● Goal: The listing below should be copied in full, word for word.

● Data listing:
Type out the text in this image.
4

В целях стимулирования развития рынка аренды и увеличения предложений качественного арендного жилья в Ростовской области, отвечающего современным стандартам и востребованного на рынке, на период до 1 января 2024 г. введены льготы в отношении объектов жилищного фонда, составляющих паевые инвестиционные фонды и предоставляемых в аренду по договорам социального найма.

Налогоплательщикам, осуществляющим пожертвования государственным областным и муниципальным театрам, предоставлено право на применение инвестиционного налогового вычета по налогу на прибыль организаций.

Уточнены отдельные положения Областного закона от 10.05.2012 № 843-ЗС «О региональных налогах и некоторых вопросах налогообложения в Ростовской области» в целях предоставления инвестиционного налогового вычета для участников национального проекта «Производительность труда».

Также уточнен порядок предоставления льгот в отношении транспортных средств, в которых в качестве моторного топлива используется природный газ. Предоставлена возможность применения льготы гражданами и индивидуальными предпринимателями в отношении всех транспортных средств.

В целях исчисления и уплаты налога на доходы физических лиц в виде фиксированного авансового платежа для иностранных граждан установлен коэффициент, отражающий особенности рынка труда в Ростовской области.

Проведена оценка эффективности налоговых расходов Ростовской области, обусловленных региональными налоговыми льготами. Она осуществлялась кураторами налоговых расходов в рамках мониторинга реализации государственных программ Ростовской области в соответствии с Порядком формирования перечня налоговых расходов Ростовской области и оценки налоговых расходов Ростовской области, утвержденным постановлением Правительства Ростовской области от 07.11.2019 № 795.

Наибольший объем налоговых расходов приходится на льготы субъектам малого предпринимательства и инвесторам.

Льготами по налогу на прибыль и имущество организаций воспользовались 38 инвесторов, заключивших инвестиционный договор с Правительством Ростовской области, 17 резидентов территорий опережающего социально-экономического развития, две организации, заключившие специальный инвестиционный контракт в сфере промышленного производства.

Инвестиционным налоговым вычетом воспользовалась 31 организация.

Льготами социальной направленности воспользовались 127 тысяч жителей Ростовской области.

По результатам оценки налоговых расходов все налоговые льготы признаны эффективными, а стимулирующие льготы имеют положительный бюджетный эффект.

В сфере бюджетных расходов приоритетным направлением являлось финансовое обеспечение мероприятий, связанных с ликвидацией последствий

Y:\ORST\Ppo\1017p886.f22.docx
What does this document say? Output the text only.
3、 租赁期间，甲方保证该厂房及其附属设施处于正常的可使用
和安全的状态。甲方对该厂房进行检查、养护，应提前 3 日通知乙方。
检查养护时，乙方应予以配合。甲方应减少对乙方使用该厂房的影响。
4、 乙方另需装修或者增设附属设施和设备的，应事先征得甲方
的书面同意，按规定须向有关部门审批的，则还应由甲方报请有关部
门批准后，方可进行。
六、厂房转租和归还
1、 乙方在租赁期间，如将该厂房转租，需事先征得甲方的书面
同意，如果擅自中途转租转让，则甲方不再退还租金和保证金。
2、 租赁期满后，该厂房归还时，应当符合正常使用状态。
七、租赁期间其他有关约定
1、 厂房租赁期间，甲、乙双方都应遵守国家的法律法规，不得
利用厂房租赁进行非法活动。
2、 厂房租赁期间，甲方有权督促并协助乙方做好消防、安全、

● Expected answer:
Type out the text in this image.
4

В целях стимулирования развития рынка аренды и увеличения предложений качественного арендного жилья в Ростовской области, отвечающего современным стандартам и востребованного на рынке, на период до 1 января 2024 г. введены льготы в отношении объектов жилищного фонда, составляющих паевые инвестиционные фонды и предоставляемых в аренду по договорам социального найма.

Налогоплательщикам, осуществляющим пожертвования государственным областным и муниципальным театрам, предоставлено право на применение инвестиционного налогового вычета по налогу на прибыль организаций.

Уточнены отдельные положения Областного закона от 10.05.2012 № 843-ЗС «О региональных налогах и некоторых вопросах налогообложения в Ростовской области» в целях предоставления инвестиционного налогового вычета для участников национального проекта «Производительность труда».

Также уточнен порядок предоставления льгот в отношении транспортных средств, в которых в качестве моторного топлива используется природный газ. Предоставлена возможность применения льготы гражданами и индивидуальными предпринимателями в отношении всех транспортных средств.

В целях исчисления и уплаты налога на доходы физических лиц в виде фиксированного авансового платежа для иностранных граждан установлен коэффициент, отражающий особенности рынка труда в Ростовской области.

Проведена оценка эффективности налоговых расходов Ростовской области, обусловленных региональными налоговыми льготами. Она осуществлялась кураторами налоговых расходов в рамках мониторинга реализации государственных программ Ростовской области в соответствии с Порядком формирования перечня налоговых расходов Ростовской области и оценки налоговых расходов Ростовской области, утвержденным постановлением Правительства Ростовской области от 07.11.2019 № 795.

Наибольший объем налоговых расходов приходится на льготы субъектам малого предпринимательства и инвесторам.

Льготами по налогу на прибыль и имущество организаций воспользовались 38 инвесторов, заключивших инвестиционный договор с Правительством Ростовской области, 17 резидентов территорий опережающего социально-экономического развития, две организации, заключившие специальный инвестиционный контракт в сфере промышленного производства.

Инвестиционным налоговым вычетом воспользовалась 31 организация.

Льготами социальной направленности воспользовались 127 тысяч жителей Ростовской области.

По результатам оценки налоговых расходов все налоговые льготы признаны эффективными, а стимулирующие льготы имеют положительный бюджетный эффект.

В сфере бюджетных расходов приоритетным направлением являлось финансовое обеспечение мероприятий, связанных с ликвидацией последствий

Y:\ORST\Ppo\1017p886.f22.docx
What does this document say? Output the text only.
3、 租赁期间，甲方保证该厂房及其附属设施处于正常的可使用
和安全的状态。甲方对该厂房进行检查、养护，应提前 3 日通知乙方。
检查养护时，乙方应予以配合。甲方应减少对乙方使用该厂房的影响。
4、 乙方另需装修或者增设附属设施和设备的，应事先征得甲方
的书面同意，按规定须向有关部门审批的，则还应由甲方报请有关部
门批准后，方可进行。
六、厂房转租和归还
1、 乙方在租赁期间，如将该厂房转租，需事先征得甲方的书面
同意，如果擅自中途转租转让，则甲方不再退还租金和保证金。
2、 租赁期满后，该厂房归还时，应当符合正常使用状态。
七、租赁期间其他有关约定
1、 厂房租赁期间，甲、乙双方都应遵守国家的法律法规，不得
利用厂房租赁进行非法活动。
2、 厂房租赁期间，甲方有权督促并协助乙方做好消防、安全、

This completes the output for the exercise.